[Extracted records]
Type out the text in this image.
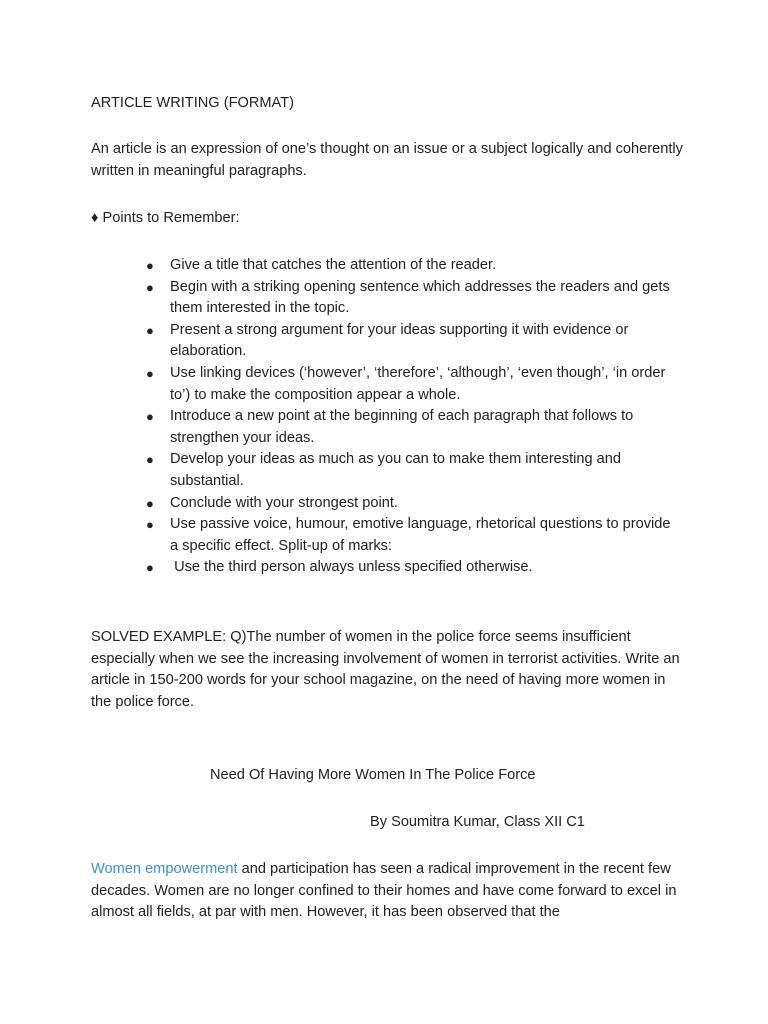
ARTICLE WRITING (FORMAT)

An article is an expression of one’s thought on an issue or a subject logically and coherently written in meaningful paragraphs.

♦ Points to Remember:

● Give a title that catches the attention of the reader.
● Begin with a striking opening sentence which addresses the readers and gets them interested in the topic.
● Present a strong argument for your ideas supporting it with evidence or elaboration.
● Use linking devices (‘however’, ‘therefore’, ‘although’, ‘even though’, ‘in order to’) to make the composition appear a whole.
● Introduce a new point at the beginning of each paragraph that follows to strengthen your ideas.
● Develop your ideas as much as you can to make them interesting and substantial.
● Conclude with your strongest point.
● Use passive voice, humour, emotive language, rhetorical questions to provide a specific effect. Split-up of marks:
● Use the third person always unless specified otherwise.

SOLVED EXAMPLE: Q)The number of women in the police force seems insufficient especially when we see the increasing involvement of women in terrorist activities. Write an article in 150-200 words for your school magazine, on the need of having more women in the police force.

Need Of Having More Women In The Police Force

By Soumitra Kumar, Class XII C1

Women empowerment and participation has seen a radical improvement in the recent few decades. Women are no longer confined to their homes and have come forward to excel in almost all fields, at par with men. However, it has been observed that the
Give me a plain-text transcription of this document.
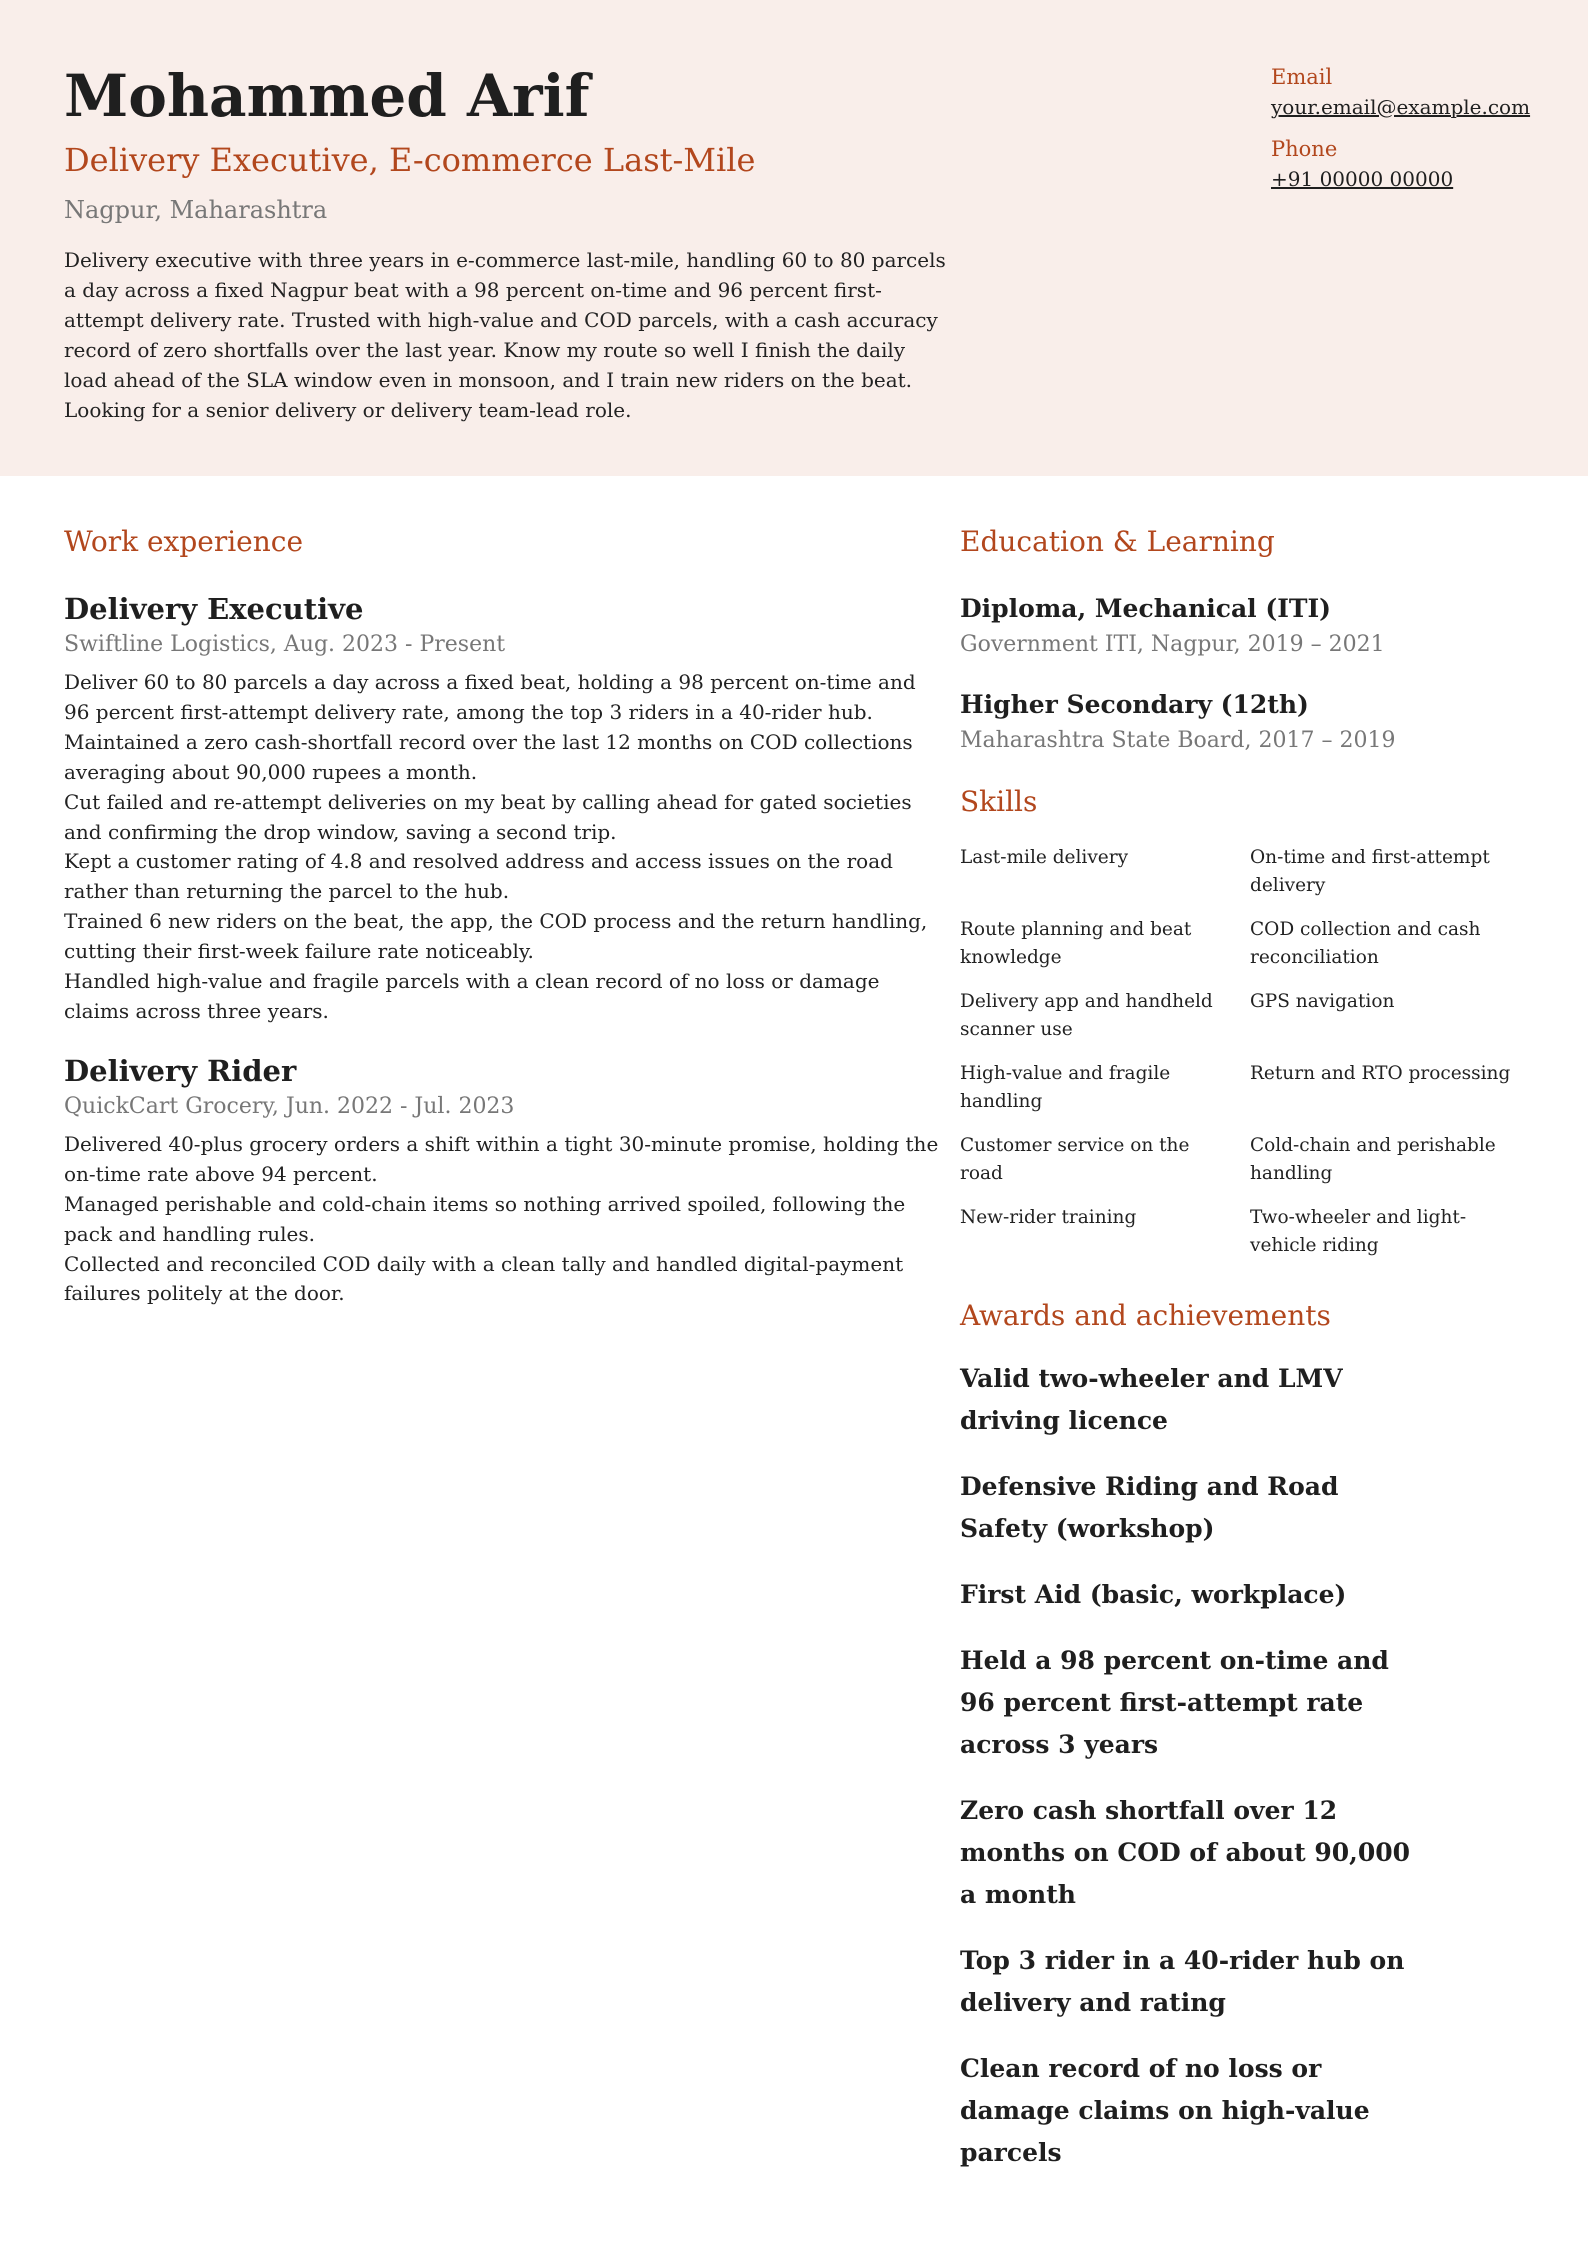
Mohammed Arif
Delivery Executive, E-commerce Last-Mile
Nagpur, Maharashtra
Delivery executive with three years in e-commerce last-mile, handling 60 to 80 parcels a day across a fixed Nagpur beat with a 98 percent on-time and 96 percent first-attempt delivery rate. Trusted with high-value and COD parcels, with a cash accuracy record of zero shortfalls over the last year. Know my route so well I finish the daily load ahead of the SLA window even in monsoon, and I train new riders on the beat. Looking for a senior delivery or delivery team-lead role.
Email
your.email@example.com
Phone
+91 00000 00000
Work experience
Delivery Executive
Swiftline Logistics, Aug. 2023 - Present
Deliver 60 to 80 parcels a day across a fixed beat, holding a 98 percent on-time and 96 percent first-attempt delivery rate, among the top 3 riders in a 40-rider hub.
Maintained a zero cash-shortfall record over the last 12 months on COD collections averaging about 90,000 rupees a month.
Cut failed and re-attempt deliveries on my beat by calling ahead for gated societies and confirming the drop window, saving a second trip.
Kept a customer rating of 4.8 and resolved address and access issues on the road rather than returning the parcel to the hub.
Trained 6 new riders on the beat, the app, the COD process and the return handling, cutting their first-week failure rate noticeably.
Handled high-value and fragile parcels with a clean record of no loss or damage claims across three years.
Delivery Rider
QuickCart Grocery, Jun. 2022 - Jul. 2023
Delivered 40-plus grocery orders a shift within a tight 30-minute promise, holding the on-time rate above 94 percent.
Managed perishable and cold-chain items so nothing arrived spoiled, following the pack and handling rules.
Collected and reconciled COD daily with a clean tally and handled digital-payment failures politely at the door.
Education & Learning
Diploma, Mechanical (ITI)
Government ITI, Nagpur, 2019 – 2021
Higher Secondary (12th)
Maharashtra State Board, 2017 – 2019
Skills
Last-mile delivery	On-time and first-attempt delivery
Route planning and beat knowledge
COD collection and cash reconciliation
Delivery app and handheld scanner use
GPS navigation
High-value and fragile handling
Return and RTO processing
Customer service on the road
Cold-chain and perishable handling
New-rider training	Two-wheeler and light-vehicle riding
Awards and achievements
Valid two-wheeler and LMV driving licence
Defensive Riding and Road Safety (workshop)
First Aid (basic, workplace)
Held a 98 percent on-time and 96 percent first-attempt rate across 3 years
Zero cash shortfall over 12 months on COD of about 90,000 a month
Top 3 rider in a 40-rider hub on delivery and rating
Clean record of no loss or damage claims on high-value parcels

[Directions]
Which lines include "claims"? Copy each of them out.

[Finished answer]
Handled high-value and fragile parcels with a clean record of no loss or damage claims across three years.
Clean record of no loss or damage claims on high-value parcels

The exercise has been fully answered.